* _What is needed_
Look through the records below, count the lines with the word "estudiante", and reply with only the number.

* _Entries_
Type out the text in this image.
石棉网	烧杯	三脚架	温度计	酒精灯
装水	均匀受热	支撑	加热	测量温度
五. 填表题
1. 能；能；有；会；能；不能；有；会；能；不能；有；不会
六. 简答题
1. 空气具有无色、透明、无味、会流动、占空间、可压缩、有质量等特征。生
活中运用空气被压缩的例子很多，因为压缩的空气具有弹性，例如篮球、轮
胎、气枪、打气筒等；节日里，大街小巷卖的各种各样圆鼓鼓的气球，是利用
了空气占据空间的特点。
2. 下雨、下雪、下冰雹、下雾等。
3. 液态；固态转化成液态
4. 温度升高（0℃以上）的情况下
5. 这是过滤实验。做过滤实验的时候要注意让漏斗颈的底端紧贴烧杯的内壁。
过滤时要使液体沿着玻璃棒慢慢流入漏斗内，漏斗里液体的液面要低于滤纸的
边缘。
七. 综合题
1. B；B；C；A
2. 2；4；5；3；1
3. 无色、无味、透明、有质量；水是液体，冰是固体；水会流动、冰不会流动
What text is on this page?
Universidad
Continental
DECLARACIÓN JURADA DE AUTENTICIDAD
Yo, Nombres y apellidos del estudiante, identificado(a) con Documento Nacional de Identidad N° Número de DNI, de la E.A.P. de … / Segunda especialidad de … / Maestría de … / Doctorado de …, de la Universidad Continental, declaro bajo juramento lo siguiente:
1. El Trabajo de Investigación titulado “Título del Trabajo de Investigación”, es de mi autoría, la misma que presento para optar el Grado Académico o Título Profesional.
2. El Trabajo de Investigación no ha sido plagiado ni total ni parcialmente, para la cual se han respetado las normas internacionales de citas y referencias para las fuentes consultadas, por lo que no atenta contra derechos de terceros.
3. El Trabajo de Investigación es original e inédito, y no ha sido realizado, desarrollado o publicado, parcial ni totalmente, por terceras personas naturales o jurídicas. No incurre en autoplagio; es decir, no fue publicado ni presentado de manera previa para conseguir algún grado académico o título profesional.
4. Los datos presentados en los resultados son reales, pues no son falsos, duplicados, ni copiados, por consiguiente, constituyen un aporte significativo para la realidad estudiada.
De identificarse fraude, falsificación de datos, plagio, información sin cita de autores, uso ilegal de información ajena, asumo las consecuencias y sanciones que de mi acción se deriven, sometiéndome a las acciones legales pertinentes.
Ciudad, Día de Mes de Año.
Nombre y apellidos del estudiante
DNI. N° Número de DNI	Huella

* _Exercise response_
2